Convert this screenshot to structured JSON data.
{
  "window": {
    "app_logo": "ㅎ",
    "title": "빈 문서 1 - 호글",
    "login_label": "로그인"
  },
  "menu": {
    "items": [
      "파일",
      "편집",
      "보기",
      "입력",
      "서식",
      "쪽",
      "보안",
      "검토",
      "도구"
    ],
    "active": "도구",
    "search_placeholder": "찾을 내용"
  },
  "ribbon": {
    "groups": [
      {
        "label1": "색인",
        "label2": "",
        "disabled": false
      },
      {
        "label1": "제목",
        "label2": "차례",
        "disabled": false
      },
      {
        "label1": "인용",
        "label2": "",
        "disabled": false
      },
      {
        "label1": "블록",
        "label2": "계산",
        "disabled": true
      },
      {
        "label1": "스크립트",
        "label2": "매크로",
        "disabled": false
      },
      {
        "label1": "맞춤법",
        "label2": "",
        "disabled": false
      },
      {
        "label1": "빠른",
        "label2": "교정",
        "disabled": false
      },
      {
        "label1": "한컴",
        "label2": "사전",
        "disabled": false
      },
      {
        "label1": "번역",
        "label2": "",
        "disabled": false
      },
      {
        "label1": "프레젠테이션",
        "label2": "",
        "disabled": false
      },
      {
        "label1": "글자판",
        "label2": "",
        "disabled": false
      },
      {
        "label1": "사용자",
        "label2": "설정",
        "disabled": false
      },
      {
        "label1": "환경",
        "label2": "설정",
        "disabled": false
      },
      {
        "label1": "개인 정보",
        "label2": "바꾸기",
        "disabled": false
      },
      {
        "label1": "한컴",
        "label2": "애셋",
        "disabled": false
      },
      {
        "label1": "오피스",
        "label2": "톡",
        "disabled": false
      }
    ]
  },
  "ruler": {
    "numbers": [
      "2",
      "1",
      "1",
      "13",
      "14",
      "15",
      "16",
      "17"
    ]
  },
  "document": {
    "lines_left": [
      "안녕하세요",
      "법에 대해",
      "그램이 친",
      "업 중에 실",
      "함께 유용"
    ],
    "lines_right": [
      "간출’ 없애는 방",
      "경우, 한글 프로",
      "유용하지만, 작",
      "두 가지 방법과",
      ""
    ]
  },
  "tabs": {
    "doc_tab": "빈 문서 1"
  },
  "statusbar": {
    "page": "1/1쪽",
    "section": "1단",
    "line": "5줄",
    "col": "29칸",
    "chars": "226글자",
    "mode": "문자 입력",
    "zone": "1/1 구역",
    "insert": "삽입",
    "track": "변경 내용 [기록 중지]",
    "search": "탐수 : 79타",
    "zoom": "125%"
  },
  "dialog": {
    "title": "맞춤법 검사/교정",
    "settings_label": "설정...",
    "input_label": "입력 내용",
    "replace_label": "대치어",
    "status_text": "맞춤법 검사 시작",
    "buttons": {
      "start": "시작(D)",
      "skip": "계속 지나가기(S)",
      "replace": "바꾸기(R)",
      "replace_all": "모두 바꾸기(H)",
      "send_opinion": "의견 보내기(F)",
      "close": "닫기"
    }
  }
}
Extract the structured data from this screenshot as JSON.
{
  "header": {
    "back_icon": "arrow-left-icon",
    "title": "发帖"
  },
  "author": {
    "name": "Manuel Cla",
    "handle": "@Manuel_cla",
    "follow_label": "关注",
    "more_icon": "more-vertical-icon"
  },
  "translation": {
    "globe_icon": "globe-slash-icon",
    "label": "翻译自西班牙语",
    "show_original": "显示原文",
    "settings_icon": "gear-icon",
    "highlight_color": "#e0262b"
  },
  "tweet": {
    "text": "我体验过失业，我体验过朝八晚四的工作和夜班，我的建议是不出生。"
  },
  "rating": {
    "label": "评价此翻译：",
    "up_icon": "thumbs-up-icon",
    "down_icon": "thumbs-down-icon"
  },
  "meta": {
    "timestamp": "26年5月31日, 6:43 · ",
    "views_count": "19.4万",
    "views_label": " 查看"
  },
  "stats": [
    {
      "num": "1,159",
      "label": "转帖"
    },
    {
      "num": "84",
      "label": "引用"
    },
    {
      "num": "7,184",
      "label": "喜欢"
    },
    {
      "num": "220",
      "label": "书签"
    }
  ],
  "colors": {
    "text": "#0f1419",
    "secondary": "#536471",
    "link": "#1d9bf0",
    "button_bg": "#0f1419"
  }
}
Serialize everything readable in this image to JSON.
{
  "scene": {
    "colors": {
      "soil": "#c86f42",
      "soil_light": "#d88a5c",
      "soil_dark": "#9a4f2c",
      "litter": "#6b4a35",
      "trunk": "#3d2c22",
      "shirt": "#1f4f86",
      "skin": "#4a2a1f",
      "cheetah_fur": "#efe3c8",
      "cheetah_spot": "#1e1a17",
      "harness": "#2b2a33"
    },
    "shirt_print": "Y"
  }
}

» What the task requires
Copy each line from the records above that includes the string "this".

» Complete response
Convert this screenshot to structured JSON data.
Extract the structured data from this screenshot as JSON.
Serialize everything readable in this image to JSON.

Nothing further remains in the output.